AIM OF THE EXERCISE:
Once a line is found to contain "Prevalencia", copy it out of the listing.

SOURCE MATERIAL:

++++++++++++++++++++

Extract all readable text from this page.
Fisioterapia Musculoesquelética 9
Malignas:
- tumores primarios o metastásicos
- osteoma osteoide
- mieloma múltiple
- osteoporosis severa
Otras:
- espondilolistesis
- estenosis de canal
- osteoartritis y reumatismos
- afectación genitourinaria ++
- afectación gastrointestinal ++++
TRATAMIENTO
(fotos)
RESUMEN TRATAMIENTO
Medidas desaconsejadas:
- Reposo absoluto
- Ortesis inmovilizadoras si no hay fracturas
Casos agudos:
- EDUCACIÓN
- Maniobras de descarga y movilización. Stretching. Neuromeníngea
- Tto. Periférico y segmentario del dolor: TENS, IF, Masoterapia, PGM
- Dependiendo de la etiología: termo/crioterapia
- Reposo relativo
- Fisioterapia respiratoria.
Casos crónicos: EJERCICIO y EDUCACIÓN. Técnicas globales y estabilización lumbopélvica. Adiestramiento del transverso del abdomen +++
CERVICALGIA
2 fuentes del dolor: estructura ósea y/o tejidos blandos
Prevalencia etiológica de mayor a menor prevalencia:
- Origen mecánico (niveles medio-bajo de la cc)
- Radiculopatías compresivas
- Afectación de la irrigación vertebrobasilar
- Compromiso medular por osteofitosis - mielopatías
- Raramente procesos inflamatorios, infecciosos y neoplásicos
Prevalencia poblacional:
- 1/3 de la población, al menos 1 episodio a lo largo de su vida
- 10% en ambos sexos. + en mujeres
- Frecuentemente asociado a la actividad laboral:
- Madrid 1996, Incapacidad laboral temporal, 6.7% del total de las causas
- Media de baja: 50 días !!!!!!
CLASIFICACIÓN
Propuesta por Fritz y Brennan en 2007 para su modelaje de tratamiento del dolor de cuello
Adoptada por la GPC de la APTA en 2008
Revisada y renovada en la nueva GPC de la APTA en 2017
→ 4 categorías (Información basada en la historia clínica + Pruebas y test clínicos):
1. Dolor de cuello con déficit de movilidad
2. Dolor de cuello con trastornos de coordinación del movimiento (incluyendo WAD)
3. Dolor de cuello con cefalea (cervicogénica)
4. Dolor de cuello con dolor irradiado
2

++++++++++++++++++++

COMPLETED TASK:
Prevalencia etiológica de mayor a menor prevalencia:
Prevalencia poblacional:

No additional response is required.